Where the data below has the string "Android", return the whole line.
►
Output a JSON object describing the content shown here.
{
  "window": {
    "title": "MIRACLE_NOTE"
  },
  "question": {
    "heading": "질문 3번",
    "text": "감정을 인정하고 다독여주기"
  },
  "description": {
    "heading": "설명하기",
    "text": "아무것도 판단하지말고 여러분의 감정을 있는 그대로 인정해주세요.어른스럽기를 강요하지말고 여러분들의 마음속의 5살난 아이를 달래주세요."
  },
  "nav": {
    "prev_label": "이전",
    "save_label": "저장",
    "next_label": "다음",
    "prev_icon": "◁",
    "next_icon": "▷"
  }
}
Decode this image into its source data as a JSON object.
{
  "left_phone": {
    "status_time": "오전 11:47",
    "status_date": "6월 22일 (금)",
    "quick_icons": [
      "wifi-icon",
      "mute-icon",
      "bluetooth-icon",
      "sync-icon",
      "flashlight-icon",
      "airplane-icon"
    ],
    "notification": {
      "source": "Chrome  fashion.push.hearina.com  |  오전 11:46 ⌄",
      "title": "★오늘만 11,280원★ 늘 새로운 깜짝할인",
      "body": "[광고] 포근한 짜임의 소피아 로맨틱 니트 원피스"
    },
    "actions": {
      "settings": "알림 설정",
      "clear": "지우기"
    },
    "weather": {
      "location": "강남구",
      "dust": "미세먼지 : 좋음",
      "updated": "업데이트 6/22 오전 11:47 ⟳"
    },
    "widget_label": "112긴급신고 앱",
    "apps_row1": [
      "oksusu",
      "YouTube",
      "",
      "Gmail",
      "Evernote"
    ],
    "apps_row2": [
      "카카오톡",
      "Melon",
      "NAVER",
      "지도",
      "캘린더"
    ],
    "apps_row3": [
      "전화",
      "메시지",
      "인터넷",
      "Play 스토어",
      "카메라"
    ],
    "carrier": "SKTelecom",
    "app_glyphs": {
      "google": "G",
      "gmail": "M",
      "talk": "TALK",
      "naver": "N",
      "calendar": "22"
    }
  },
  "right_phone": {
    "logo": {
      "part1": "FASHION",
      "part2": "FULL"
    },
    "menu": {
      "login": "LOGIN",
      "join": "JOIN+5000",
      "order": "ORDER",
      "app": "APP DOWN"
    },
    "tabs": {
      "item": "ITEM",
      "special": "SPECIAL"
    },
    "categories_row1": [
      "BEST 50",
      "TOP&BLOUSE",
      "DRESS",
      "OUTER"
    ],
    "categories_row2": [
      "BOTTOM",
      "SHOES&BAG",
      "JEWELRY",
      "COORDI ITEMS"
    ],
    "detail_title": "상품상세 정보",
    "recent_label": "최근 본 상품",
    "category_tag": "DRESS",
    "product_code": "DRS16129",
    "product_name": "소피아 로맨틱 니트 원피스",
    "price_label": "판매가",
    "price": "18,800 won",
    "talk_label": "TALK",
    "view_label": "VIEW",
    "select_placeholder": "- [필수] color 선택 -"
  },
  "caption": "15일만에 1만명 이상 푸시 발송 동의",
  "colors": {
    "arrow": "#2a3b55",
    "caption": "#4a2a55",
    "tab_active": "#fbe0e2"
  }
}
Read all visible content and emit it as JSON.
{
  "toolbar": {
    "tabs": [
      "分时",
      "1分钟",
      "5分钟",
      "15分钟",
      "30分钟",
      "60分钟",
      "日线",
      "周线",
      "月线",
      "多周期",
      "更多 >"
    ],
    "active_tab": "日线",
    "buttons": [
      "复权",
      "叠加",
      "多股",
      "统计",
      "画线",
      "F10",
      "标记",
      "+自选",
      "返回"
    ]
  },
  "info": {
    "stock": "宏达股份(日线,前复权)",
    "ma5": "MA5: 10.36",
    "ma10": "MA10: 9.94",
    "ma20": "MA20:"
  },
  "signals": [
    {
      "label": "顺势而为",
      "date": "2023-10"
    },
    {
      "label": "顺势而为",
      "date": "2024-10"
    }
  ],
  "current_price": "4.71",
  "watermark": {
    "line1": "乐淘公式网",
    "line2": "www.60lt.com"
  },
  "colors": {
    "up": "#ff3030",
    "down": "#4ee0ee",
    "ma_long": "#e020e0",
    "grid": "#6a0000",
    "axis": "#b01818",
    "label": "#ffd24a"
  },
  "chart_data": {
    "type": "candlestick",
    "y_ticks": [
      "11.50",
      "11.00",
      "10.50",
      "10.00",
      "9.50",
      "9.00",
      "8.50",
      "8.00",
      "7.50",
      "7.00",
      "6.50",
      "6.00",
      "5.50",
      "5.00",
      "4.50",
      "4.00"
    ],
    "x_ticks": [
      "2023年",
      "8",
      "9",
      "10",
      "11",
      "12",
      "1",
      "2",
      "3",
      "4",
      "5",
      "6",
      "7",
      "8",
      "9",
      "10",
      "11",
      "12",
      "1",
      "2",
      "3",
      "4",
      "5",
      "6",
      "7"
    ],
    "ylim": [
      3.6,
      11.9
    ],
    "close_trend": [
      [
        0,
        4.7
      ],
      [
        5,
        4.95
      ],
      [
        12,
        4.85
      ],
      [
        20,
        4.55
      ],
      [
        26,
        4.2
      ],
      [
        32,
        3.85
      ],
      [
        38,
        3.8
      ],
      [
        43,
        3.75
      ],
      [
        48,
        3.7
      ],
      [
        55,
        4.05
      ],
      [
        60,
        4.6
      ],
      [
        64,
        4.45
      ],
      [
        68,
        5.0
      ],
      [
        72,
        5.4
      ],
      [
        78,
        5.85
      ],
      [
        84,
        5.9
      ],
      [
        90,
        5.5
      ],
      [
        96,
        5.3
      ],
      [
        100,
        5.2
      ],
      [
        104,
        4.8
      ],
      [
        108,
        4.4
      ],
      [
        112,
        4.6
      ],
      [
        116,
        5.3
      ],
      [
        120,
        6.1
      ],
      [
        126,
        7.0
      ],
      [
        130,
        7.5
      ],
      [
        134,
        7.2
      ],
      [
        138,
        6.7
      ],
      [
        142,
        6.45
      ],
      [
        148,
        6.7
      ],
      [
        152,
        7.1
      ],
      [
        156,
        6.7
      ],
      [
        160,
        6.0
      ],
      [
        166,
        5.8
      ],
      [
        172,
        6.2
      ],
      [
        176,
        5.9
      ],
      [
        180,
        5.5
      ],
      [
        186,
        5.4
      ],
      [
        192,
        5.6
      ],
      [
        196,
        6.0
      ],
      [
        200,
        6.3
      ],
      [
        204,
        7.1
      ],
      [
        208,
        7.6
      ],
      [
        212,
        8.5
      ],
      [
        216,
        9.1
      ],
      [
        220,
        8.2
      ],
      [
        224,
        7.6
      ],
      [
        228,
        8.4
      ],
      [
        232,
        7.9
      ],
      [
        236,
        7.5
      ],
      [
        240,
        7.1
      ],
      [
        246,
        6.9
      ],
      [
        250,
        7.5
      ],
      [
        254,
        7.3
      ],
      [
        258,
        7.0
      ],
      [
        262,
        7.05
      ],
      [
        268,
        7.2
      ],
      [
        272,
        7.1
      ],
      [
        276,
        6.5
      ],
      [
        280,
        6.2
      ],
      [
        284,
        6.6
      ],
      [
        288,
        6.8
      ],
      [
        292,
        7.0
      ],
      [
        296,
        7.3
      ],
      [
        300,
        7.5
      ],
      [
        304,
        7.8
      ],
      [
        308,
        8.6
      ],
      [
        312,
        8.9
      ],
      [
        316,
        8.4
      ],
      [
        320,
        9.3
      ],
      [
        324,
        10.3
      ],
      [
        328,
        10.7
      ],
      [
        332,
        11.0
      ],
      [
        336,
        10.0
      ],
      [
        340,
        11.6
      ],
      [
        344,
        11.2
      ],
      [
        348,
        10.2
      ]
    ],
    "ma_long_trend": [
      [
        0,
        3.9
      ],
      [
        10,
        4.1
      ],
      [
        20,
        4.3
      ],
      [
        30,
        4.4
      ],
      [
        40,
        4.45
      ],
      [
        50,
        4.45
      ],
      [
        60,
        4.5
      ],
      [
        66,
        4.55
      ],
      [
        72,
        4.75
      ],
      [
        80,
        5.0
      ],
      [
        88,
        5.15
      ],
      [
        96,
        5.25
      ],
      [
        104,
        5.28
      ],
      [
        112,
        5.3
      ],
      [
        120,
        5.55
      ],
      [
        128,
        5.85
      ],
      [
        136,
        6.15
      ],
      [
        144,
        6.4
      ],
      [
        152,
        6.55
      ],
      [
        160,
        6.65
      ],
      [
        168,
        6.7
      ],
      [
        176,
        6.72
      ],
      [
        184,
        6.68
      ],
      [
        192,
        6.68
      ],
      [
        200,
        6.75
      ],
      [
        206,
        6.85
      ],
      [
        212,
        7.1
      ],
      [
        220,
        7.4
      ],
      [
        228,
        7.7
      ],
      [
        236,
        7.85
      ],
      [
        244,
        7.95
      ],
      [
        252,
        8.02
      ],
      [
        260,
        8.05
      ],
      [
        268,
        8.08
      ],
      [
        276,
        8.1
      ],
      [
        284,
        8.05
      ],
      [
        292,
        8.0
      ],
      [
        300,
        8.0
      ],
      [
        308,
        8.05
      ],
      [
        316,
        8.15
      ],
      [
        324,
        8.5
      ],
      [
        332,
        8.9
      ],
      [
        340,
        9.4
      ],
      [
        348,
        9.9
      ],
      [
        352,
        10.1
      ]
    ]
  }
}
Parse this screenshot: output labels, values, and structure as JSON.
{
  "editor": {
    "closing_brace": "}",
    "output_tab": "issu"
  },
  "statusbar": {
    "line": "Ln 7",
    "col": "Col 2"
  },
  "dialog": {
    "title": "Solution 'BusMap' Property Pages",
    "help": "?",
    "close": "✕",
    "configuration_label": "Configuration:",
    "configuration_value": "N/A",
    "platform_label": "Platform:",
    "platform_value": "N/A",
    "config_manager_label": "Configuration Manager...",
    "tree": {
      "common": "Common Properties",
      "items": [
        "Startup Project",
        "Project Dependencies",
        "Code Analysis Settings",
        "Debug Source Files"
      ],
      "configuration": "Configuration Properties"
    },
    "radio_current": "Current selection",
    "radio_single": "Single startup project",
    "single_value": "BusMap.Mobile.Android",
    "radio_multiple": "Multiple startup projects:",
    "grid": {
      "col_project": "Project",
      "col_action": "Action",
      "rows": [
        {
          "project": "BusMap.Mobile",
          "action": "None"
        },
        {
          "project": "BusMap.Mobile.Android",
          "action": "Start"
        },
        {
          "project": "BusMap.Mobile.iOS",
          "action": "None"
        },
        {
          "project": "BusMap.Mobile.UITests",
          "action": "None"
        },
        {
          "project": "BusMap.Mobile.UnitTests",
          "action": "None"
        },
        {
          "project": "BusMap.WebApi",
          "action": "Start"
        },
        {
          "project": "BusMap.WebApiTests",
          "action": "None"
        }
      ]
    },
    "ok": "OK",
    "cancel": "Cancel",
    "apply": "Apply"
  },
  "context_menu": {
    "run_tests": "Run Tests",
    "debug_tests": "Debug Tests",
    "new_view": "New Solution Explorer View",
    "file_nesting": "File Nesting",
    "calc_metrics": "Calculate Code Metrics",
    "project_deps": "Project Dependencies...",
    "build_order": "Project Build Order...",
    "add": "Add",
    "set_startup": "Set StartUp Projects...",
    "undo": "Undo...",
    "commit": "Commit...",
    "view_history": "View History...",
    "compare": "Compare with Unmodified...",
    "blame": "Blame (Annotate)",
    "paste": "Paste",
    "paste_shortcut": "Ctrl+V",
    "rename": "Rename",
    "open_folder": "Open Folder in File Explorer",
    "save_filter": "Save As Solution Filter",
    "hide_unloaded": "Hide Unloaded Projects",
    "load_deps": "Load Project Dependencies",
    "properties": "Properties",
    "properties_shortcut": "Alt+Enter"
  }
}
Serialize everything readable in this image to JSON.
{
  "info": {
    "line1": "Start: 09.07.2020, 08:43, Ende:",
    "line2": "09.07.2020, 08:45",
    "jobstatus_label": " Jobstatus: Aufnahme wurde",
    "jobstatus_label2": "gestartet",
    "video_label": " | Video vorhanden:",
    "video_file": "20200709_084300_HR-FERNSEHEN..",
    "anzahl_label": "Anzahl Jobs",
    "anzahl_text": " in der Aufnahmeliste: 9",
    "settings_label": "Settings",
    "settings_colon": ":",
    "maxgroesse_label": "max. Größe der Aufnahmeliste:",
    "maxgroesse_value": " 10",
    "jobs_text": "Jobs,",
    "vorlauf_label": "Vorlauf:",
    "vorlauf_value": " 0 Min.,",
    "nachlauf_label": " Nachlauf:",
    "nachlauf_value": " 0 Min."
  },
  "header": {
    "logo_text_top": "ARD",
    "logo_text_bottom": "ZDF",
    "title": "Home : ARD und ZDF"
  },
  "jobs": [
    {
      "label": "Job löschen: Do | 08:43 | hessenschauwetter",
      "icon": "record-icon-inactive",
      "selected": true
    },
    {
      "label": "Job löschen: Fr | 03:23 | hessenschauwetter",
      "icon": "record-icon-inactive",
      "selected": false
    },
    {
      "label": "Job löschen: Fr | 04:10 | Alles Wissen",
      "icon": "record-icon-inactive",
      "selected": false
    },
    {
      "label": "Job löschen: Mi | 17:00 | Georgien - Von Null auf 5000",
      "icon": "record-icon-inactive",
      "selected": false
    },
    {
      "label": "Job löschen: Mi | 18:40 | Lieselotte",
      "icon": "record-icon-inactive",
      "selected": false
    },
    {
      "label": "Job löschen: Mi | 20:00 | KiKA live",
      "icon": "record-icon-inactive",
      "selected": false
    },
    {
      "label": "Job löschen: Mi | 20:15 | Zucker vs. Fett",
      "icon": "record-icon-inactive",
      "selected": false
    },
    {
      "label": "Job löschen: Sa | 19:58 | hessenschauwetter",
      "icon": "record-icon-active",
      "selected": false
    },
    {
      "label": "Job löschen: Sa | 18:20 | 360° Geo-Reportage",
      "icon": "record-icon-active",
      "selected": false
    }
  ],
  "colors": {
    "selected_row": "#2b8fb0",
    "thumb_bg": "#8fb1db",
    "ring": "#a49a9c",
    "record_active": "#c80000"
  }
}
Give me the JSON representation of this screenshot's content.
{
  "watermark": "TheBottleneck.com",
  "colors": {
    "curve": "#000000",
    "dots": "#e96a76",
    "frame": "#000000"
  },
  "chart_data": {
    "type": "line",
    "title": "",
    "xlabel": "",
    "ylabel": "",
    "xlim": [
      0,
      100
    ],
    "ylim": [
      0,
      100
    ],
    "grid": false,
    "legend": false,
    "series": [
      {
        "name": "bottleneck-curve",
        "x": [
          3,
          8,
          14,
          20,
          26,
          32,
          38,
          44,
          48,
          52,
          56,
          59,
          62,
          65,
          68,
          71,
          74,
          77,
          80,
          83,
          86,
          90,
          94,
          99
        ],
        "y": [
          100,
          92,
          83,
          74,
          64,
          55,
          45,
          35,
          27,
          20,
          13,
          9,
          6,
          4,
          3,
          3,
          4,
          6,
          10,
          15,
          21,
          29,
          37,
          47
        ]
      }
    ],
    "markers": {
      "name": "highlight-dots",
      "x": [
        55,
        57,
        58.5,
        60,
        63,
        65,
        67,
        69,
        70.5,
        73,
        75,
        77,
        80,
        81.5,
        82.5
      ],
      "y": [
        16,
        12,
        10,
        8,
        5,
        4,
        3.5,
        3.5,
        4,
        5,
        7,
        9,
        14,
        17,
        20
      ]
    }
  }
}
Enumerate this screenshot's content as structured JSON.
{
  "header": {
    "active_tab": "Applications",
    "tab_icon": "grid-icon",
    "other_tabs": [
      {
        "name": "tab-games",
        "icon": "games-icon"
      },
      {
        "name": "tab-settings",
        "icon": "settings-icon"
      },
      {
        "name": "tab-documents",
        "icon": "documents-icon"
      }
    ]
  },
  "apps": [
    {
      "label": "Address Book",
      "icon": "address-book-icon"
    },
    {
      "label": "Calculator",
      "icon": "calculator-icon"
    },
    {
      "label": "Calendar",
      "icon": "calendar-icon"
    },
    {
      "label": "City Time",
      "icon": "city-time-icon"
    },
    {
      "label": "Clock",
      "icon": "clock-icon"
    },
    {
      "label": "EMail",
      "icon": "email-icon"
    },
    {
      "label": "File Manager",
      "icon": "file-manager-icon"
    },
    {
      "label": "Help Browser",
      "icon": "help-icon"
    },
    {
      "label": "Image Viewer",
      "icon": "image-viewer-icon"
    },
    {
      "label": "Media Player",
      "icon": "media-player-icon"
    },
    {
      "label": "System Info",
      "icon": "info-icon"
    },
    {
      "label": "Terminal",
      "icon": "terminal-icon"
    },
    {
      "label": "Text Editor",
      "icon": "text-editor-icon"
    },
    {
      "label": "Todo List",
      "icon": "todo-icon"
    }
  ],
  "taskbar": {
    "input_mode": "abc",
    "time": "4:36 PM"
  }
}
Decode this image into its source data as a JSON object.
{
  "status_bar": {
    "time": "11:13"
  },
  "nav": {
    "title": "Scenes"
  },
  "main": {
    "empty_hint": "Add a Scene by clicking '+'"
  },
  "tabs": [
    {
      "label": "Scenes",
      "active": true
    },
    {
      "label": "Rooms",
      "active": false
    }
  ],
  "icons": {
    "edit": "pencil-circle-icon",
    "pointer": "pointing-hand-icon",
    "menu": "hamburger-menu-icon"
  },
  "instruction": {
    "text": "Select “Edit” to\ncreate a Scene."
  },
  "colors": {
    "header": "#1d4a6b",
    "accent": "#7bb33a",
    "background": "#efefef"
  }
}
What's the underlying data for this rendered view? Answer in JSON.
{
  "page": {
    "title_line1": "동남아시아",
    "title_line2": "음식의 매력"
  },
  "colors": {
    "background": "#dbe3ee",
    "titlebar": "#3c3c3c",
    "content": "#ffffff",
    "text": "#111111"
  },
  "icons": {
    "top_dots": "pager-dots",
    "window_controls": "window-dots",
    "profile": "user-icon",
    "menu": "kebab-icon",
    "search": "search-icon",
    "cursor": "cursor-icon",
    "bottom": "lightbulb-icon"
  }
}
◄
◆ FINISHED EXERCISE:
    "single_value": "BusMap.Mobile.Android",
          "project": "BusMap.Mobile.Android",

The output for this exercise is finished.